* What is expected *
Write out every entry exactly as it appears.

(Collected data)
_____

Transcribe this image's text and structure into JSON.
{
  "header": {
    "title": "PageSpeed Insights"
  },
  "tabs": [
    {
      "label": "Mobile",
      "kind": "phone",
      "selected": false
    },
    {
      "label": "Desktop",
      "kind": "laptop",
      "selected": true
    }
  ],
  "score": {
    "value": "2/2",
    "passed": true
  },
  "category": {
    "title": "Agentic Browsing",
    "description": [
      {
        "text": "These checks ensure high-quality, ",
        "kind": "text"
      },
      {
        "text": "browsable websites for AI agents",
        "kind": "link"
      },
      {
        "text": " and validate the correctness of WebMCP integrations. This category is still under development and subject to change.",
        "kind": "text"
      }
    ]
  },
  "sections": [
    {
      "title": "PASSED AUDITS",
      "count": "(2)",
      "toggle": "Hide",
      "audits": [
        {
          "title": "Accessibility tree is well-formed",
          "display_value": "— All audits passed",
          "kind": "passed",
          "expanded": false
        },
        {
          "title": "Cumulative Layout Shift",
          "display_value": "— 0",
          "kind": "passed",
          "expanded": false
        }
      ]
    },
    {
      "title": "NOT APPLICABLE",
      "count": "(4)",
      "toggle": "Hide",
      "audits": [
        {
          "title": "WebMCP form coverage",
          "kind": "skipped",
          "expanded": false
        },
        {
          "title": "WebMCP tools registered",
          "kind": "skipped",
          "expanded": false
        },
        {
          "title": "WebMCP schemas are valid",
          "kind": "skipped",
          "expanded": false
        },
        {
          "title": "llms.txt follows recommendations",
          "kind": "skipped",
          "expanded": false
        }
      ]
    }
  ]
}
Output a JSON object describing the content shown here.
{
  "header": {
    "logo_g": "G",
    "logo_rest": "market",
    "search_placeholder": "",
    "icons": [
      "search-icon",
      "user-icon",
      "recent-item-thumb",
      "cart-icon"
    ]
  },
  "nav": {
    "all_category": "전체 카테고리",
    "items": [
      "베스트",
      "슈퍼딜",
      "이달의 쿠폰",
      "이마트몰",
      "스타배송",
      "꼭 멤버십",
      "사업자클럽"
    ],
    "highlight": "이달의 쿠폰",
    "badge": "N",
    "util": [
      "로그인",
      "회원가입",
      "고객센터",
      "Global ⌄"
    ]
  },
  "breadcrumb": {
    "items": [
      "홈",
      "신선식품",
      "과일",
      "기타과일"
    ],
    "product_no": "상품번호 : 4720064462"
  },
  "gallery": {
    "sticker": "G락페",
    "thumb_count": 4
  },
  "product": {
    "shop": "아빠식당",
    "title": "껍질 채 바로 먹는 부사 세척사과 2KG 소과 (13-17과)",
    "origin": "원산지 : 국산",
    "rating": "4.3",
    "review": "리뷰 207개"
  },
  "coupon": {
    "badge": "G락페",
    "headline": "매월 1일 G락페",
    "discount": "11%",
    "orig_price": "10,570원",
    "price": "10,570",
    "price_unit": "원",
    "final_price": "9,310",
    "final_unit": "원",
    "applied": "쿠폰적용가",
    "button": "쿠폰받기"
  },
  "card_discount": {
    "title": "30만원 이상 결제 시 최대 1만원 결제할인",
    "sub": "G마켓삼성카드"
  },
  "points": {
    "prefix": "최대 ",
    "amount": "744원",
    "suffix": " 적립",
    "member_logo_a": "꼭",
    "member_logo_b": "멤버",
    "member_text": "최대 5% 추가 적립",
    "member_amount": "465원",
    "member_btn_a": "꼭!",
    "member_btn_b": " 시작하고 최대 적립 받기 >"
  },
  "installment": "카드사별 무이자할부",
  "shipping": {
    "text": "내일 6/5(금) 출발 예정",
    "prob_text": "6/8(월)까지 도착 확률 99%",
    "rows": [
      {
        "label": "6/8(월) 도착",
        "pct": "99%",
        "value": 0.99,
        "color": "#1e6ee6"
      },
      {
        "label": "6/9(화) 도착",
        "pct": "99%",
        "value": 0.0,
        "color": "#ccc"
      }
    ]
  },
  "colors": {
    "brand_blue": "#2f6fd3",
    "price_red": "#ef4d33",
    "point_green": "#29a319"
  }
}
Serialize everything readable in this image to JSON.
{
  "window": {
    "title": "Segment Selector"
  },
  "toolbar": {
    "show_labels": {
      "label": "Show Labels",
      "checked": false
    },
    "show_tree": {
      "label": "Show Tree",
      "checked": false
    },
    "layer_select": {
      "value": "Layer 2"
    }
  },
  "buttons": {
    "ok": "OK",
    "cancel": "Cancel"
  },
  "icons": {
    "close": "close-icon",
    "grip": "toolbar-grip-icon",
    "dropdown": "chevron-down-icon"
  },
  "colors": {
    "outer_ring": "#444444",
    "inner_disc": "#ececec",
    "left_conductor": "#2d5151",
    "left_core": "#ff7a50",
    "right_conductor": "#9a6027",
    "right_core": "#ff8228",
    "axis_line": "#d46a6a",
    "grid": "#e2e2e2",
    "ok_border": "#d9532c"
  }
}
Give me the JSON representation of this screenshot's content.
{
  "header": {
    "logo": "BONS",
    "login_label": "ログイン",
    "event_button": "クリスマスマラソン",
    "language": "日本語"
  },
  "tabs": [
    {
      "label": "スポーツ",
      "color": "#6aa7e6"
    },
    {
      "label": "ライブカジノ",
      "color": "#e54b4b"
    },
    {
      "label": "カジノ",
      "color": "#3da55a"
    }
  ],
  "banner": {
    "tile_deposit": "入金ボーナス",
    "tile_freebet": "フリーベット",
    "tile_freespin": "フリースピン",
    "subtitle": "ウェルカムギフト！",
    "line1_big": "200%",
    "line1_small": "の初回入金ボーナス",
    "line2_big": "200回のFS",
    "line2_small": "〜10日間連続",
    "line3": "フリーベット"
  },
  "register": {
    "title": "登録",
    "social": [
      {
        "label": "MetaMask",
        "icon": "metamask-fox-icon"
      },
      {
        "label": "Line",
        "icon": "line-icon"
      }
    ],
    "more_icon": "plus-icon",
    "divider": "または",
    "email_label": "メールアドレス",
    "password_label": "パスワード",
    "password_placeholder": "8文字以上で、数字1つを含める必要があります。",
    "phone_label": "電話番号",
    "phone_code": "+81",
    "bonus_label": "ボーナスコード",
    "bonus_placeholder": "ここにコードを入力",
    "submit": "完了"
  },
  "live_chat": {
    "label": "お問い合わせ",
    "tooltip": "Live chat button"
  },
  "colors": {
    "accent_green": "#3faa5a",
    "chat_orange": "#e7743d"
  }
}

_____

* Written response *
Transcribe this image's text and structure into JSON.
{
  "header": {
    "title": "PageSpeed Insights"
  },
  "tabs": [
    {
      "label": "Mobile",
      "kind": "phone",
      "selected": false
    },
    {
      "label": "Desktop",
      "kind": "laptop",
      "selected": true
    }
  ],
  "score": {
    "value": "2/2",
    "passed": true
  },
  "category": {
    "title": "Agentic Browsing",
    "description": [
      {
        "text": "These checks ensure high-quality, ",
        "kind": "text"
      },
      {
        "text": "browsable websites for AI agents",
        "kind": "link"
      },
      {
        "text": " and validate the correctness of WebMCP integrations. This category is still under development and subject to change.",
        "kind": "text"
      }
    ]
  },
  "sections": [
    {
      "title": "PASSED AUDITS",
      "count": "(2)",
      "toggle": "Hide",
      "audits": [
        {
          "title": "Accessibility tree is well-formed",
          "display_value": "— All audits passed",
          "kind": "passed",
          "expanded": false
        },
        {
          "title": "Cumulative Layout Shift",
          "display_value": "— 0",
          "kind": "passed",
          "expanded": false
        }
      ]
    },
    {
      "title": "NOT APPLICABLE",
      "count": "(4)",
      "toggle": "Hide",
      "audits": [
        {
          "title": "WebMCP form coverage",
          "kind": "skipped",
          "expanded": false
        },
        {
          "title": "WebMCP tools registered",
          "kind": "skipped",
          "expanded": false
        },
        {
          "title": "WebMCP schemas are valid",
          "kind": "skipped",
          "expanded": false
        },
        {
          "title": "llms.txt follows recommendations",
          "kind": "skipped",
          "expanded": false
        }
      ]
    }
  ]
}
Output a JSON object describing the content shown here.
{
  "header": {
    "logo_g": "G",
    "logo_rest": "market",
    "search_placeholder": "",
    "icons": [
      "search-icon",
      "user-icon",
      "recent-item-thumb",
      "cart-icon"
    ]
  },
  "nav": {
    "all_category": "전체 카테고리",
    "items": [
      "베스트",
      "슈퍼딜",
      "이달의 쿠폰",
      "이마트몰",
      "스타배송",
      "꼭 멤버십",
      "사업자클럽"
    ],
    "highlight": "이달의 쿠폰",
    "badge": "N",
    "util": [
      "로그인",
      "회원가입",
      "고객센터",
      "Global ⌄"
    ]
  },
  "breadcrumb": {
    "items": [
      "홈",
      "신선식품",
      "과일",
      "기타과일"
    ],
    "product_no": "상품번호 : 4720064462"
  },
  "gallery": {
    "sticker": "G락페",
    "thumb_count": 4
  },
  "product": {
    "shop": "아빠식당",
    "title": "껍질 채 바로 먹는 부사 세척사과 2KG 소과 (13-17과)",
    "origin": "원산지 : 국산",
    "rating": "4.3",
    "review": "리뷰 207개"
  },
  "coupon": {
    "badge": "G락페",
    "headline": "매월 1일 G락페",
    "discount": "11%",
    "orig_price": "10,570원",
    "price": "10,570",
    "price_unit": "원",
    "final_price": "9,310",
    "final_unit": "원",
    "applied": "쿠폰적용가",
    "button": "쿠폰받기"
  },
  "card_discount": {
    "title": "30만원 이상 결제 시 최대 1만원 결제할인",
    "sub": "G마켓삼성카드"
  },
  "points": {
    "prefix": "최대 ",
    "amount": "744원",
    "suffix": " 적립",
    "member_logo_a": "꼭",
    "member_logo_b": "멤버",
    "member_text": "최대 5% 추가 적립",
    "member_amount": "465원",
    "member_btn_a": "꼭!",
    "member_btn_b": " 시작하고 최대 적립 받기 >"
  },
  "installment": "카드사별 무이자할부",
  "shipping": {
    "text": "내일 6/5(금) 출발 예정",
    "prob_text": "6/8(월)까지 도착 확률 99%",
    "rows": [
      {
        "label": "6/8(월) 도착",
        "pct": "99%",
        "value": 0.99,
        "color": "#1e6ee6"
      },
      {
        "label": "6/9(화) 도착",
        "pct": "99%",
        "value": 0.0,
        "color": "#ccc"
      }
    ]
  },
  "colors": {
    "brand_blue": "#2f6fd3",
    "price_red": "#ef4d33",
    "point_green": "#29a319"
  }
}
Serialize everything readable in this image to JSON.
{
  "window": {
    "title": "Segment Selector"
  },
  "toolbar": {
    "show_labels": {
      "label": "Show Labels",
      "checked": false
    },
    "show_tree": {
      "label": "Show Tree",
      "checked": false
    },
    "layer_select": {
      "value": "Layer 2"
    }
  },
  "buttons": {
    "ok": "OK",
    "cancel": "Cancel"
  },
  "icons": {
    "close": "close-icon",
    "grip": "toolbar-grip-icon",
    "dropdown": "chevron-down-icon"
  },
  "colors": {
    "outer_ring": "#444444",
    "inner_disc": "#ececec",
    "left_conductor": "#2d5151",
    "left_core": "#ff7a50",
    "right_conductor": "#9a6027",
    "right_core": "#ff8228",
    "axis_line": "#d46a6a",
    "grid": "#e2e2e2",
    "ok_border": "#d9532c"
  }
}
Give me the JSON representation of this screenshot's content.
{
  "header": {
    "logo": "BONS",
    "login_label": "ログイン",
    "event_button": "クリスマスマラソン",
    "language": "日本語"
  },
  "tabs": [
    {
      "label": "スポーツ",
      "color": "#6aa7e6"
    },
    {
      "label": "ライブカジノ",
      "color": "#e54b4b"
    },
    {
      "label": "カジノ",
      "color": "#3da55a"
    }
  ],
  "banner": {
    "tile_deposit": "入金ボーナス",
    "tile_freebet": "フリーベット",
    "tile_freespin": "フリースピン",
    "subtitle": "ウェルカムギフト！",
    "line1_big": "200%",
    "line1_small": "の初回入金ボーナス",
    "line2_big": "200回のFS",
    "line2_small": "〜10日間連続",
    "line3": "フリーベット"
  },
  "register": {
    "title": "登録",
    "social": [
      {
        "label": "MetaMask",
        "icon": "metamask-fox-icon"
      },
      {
        "label": "Line",
        "icon": "line-icon"
      }
    ],
    "more_icon": "plus-icon",
    "divider": "または",
    "email_label": "メールアドレス",
    "password_label": "パスワード",
    "password_placeholder": "8文字以上で、数字1つを含める必要があります。",
    "phone_label": "電話番号",
    "phone_code": "+81",
    "bonus_label": "ボーナスコード",
    "bonus_placeholder": "ここにコードを入力",
    "submit": "完了"
  },
  "live_chat": {
    "label": "お問い合わせ",
    "tooltip": "Live chat button"
  },
  "colors": {
    "accent_green": "#3faa5a",
    "chat_orange": "#e7743d"
  }
}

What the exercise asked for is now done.